## BEGIN RECORDS FOR THIS TASK

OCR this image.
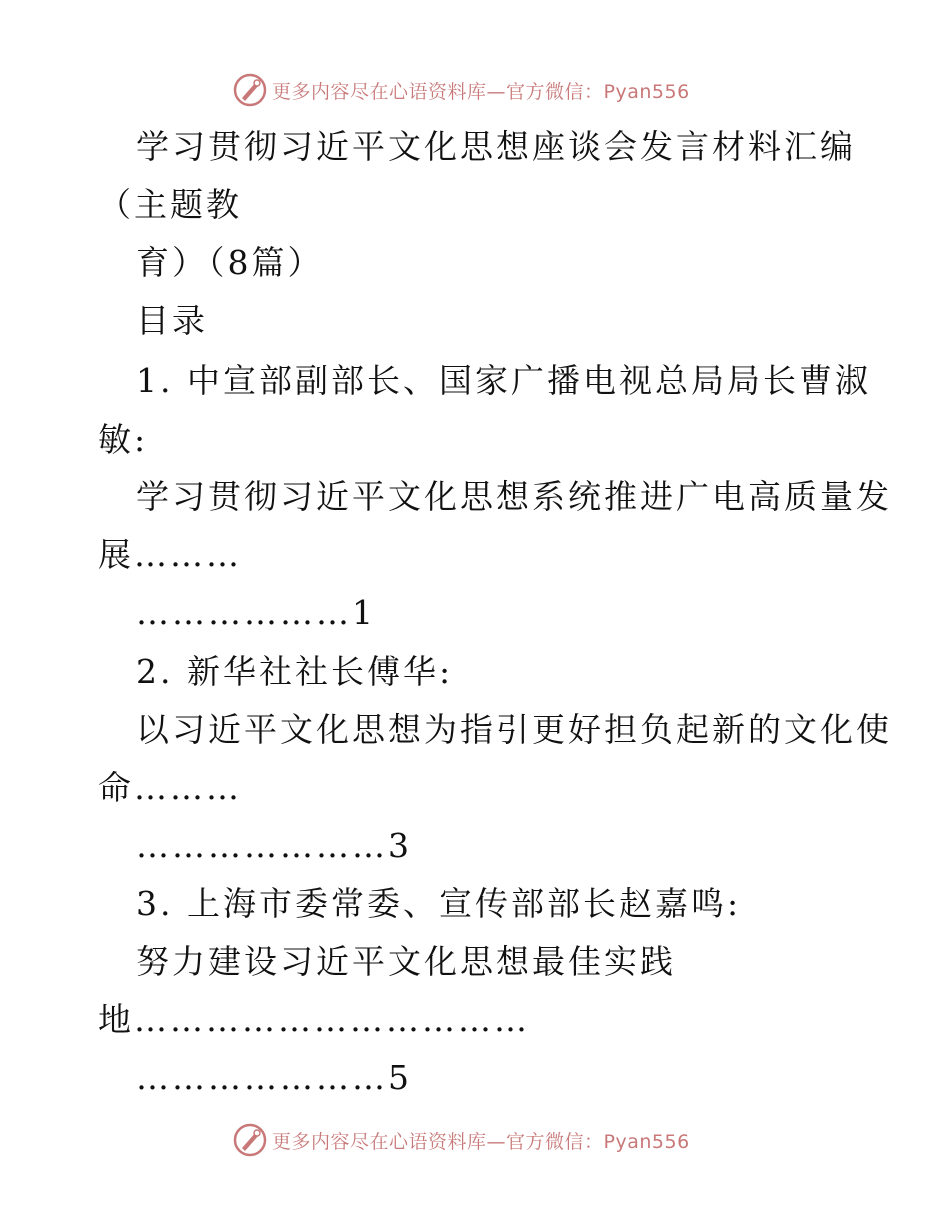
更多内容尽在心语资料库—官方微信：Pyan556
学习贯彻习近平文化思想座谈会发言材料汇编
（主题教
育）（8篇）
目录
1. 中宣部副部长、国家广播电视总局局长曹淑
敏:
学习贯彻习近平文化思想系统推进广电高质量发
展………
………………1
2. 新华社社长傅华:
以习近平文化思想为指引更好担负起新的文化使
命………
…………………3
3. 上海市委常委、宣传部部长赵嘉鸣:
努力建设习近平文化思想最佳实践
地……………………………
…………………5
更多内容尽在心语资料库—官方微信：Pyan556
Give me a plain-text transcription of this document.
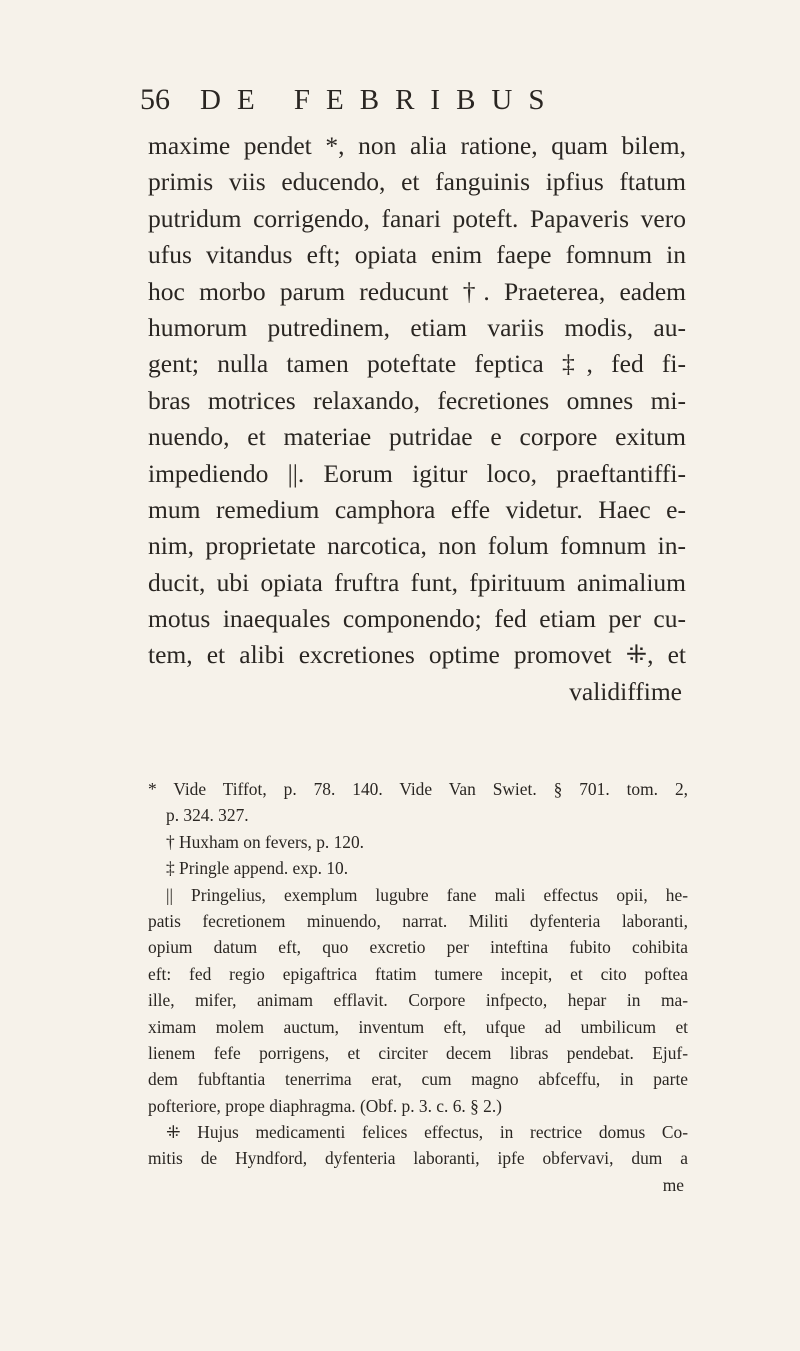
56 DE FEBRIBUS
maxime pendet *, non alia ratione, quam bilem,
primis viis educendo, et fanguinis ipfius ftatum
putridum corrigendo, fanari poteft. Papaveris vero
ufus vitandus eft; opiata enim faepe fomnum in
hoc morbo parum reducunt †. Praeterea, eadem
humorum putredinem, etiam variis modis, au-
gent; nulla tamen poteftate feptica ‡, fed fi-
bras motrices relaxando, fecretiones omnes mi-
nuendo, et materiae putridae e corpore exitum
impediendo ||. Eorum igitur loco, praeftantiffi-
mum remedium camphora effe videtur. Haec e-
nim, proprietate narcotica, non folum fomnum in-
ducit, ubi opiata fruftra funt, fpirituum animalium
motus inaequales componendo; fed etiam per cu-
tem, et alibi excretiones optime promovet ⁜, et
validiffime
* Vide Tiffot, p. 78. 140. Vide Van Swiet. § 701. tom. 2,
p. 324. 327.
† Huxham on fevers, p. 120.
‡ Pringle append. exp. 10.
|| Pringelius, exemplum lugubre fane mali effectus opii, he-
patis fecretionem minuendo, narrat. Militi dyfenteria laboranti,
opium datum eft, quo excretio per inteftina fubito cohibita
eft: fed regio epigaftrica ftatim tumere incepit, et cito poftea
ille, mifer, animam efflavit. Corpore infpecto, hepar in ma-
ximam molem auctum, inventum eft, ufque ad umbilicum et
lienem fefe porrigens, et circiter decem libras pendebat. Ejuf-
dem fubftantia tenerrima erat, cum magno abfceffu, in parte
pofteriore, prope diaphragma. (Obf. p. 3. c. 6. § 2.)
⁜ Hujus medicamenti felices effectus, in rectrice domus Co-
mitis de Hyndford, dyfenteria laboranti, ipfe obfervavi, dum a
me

## END RECORDS FOR THIS TASK

# GOAL
Transcribe all of the records above character for character. Exclude the pictures.

# RESPONSE TO THIS EXERCISE
OCR this image.
更多内容尽在心语资料库—官方微信：Pyan556
学习贯彻习近平文化思想座谈会发言材料汇编
（主题教
育）（8篇）
目录
1. 中宣部副部长、国家广播电视总局局长曹淑
敏:
学习贯彻习近平文化思想系统推进广电高质量发
展………
………………1
2. 新华社社长傅华:
以习近平文化思想为指引更好担负起新的文化使
命………
…………………3
3. 上海市委常委、宣传部部长赵嘉鸣:
努力建设习近平文化思想最佳实践
地……………………………
…………………5
更多内容尽在心语资料库—官方微信：Pyan556
Give me a plain-text transcription of this document.
56 DE FEBRIBUS
maxime pendet *, non alia ratione, quam bilem,
primis viis educendo, et fanguinis ipfius ftatum
putridum corrigendo, fanari poteft. Papaveris vero
ufus vitandus eft; opiata enim faepe fomnum in
hoc morbo parum reducunt †. Praeterea, eadem
humorum putredinem, etiam variis modis, au-
gent; nulla tamen poteftate feptica ‡, fed fi-
bras motrices relaxando, fecretiones omnes mi-
nuendo, et materiae putridae e corpore exitum
impediendo ||. Eorum igitur loco, praeftantiffi-
mum remedium camphora effe videtur. Haec e-
nim, proprietate narcotica, non folum fomnum in-
ducit, ubi opiata fruftra funt, fpirituum animalium
motus inaequales componendo; fed etiam per cu-
tem, et alibi excretiones optime promovet ⁜, et
validiffime
* Vide Tiffot, p. 78. 140. Vide Van Swiet. § 701. tom. 2,
p. 324. 327.
† Huxham on fevers, p. 120.
‡ Pringle append. exp. 10.
|| Pringelius, exemplum lugubre fane mali effectus opii, he-
patis fecretionem minuendo, narrat. Militi dyfenteria laboranti,
opium datum eft, quo excretio per inteftina fubito cohibita
eft: fed regio epigaftrica ftatim tumere incepit, et cito poftea
ille, mifer, animam efflavit. Corpore infpecto, hepar in ma-
ximam molem auctum, inventum eft, ufque ad umbilicum et
lienem fefe porrigens, et circiter decem libras pendebat. Ejuf-
dem fubftantia tenerrima erat, cum magno abfceffu, in parte
pofteriore, prope diaphragma. (Obf. p. 3. c. 6. § 2.)
⁜ Hujus medicamenti felices effectus, in rectrice domus Co-
mitis de Hyndford, dyfenteria laboranti, ipfe obfervavi, dum a
me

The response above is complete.